## [Records for this exercise]
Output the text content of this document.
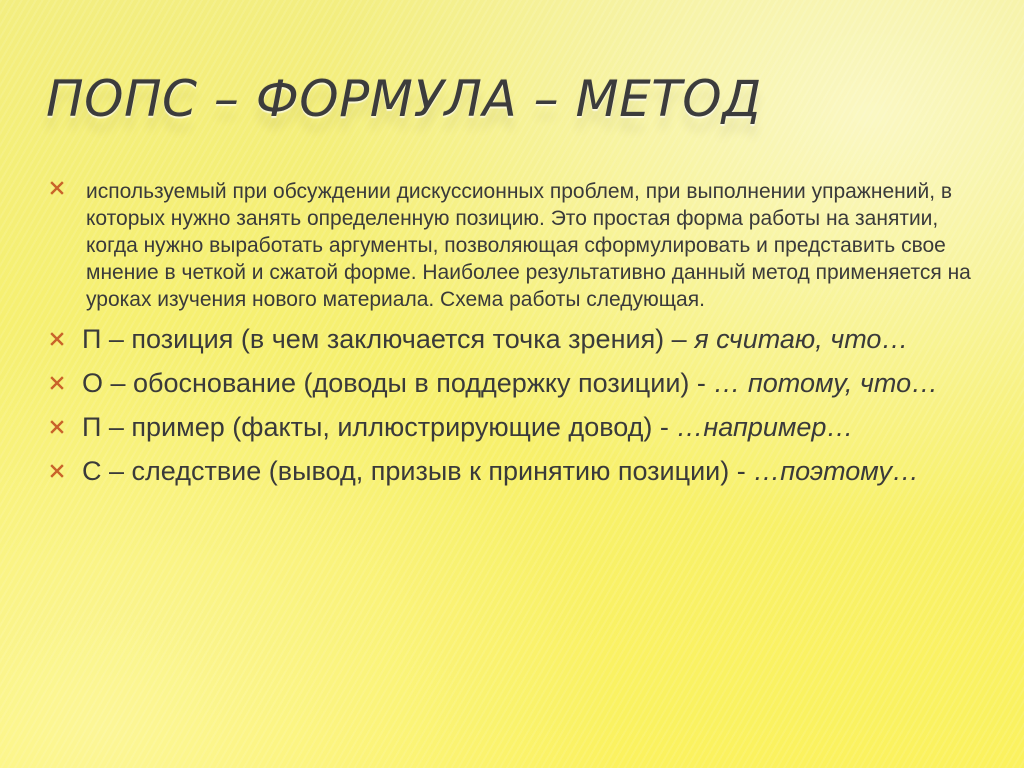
ПОПС – ФОРМУЛА – МЕТОД
используемый при обсуждении дискуссионных проблем, при выполнении упражнений, в которых нужно занять определенную позицию. Это простая форма работы на занятии, когда нужно выработать аргументы, позволяющая сформулировать и представить свое мнение в четкой и сжатой форме. Наиболее результативно данный метод применяется на уроках изучения нового материала. Схема работы следующая.
П – позиция (в чем заключается точка зрения) – я считаю, что…
О – обоснование (доводы в поддержку позиции) - … потому, что…
П – пример (факты, иллюстрирующие довод) - …например…
С – следствие (вывод, призыв к принятию позиции) - …поэтому…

## [Set task]
Every entry should be returned exactly as written, minus the pictures.

## [Result]
Output the text content of this document.
ПОПС – ФОРМУЛА – МЕТОД
используемый при обсуждении дискуссионных проблем, при выполнении упражнений, в которых нужно занять определенную позицию. Это простая форма работы на занятии, когда нужно выработать аргументы, позволяющая сформулировать и представить свое мнение в четкой и сжатой форме. Наиболее результативно данный метод применяется на уроках изучения нового материала. Схема работы следующая.
П – позиция (в чем заключается точка зрения) – я считаю, что…
О – обоснование (доводы в поддержку позиции) - … потому, что…
П – пример (факты, иллюстрирующие довод) - …например…
С – следствие (вывод, призыв к принятию позиции) - …поэтому…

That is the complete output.